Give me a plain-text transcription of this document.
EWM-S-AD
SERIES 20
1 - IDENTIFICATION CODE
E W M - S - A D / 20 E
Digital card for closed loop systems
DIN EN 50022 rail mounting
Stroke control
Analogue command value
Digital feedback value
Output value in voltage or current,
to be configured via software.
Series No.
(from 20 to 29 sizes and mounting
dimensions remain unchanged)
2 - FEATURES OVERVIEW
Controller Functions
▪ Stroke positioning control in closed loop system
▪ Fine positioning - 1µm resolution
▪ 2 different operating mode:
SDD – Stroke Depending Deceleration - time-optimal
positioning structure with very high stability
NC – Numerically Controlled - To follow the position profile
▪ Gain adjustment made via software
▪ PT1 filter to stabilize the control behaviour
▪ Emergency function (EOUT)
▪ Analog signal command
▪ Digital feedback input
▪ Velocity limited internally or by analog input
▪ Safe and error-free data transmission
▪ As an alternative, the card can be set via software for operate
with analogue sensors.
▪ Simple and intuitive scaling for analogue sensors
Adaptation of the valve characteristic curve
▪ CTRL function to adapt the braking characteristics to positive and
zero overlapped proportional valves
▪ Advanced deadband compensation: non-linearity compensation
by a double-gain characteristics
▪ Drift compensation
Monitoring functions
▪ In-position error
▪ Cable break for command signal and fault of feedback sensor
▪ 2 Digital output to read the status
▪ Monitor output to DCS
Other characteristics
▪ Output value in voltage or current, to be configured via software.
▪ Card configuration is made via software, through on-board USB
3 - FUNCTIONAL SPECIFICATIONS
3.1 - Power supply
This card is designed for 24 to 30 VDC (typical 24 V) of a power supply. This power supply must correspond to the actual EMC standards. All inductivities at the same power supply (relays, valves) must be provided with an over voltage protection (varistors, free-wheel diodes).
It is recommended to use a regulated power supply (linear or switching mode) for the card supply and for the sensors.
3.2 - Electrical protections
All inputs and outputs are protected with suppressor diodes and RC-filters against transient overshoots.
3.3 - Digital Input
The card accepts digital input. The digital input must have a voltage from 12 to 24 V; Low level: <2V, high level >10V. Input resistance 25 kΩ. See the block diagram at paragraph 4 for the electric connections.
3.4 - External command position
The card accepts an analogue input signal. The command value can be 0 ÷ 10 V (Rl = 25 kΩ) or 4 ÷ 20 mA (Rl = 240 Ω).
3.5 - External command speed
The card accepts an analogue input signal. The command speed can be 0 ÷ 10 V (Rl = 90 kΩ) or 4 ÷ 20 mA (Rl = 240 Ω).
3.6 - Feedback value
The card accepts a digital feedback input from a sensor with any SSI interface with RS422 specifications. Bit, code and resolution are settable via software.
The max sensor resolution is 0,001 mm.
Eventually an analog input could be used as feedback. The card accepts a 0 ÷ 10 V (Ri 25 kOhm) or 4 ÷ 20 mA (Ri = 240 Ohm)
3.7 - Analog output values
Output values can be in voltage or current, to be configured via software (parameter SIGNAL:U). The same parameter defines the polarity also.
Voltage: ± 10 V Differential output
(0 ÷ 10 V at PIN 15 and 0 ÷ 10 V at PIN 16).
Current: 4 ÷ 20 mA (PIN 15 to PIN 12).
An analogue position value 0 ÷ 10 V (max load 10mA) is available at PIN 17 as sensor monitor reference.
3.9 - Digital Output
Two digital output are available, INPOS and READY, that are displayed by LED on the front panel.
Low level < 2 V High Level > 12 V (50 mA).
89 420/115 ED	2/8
------------------------------------
- Instructions for the task: Using the records above, gather all lines where the string "with" is present.

- Exercise solution:
positioning structure with very high stability
with analogue sensors.
This card is designed for 24 to 30 VDC (typical 24 V) of a power supply. This power supply must correspond to the actual EMC standards. All inductivities at the same power supply (relays, valves) must be provided with an over voltage protection (varistors, free-wheel diodes).
All inputs and outputs are protected with suppressor diodes and RC-filters against transient overshoots.
The card accepts a digital feedback input from a sensor with any SSI interface with RS422 specifications. Bit, code and resolution are settable via software.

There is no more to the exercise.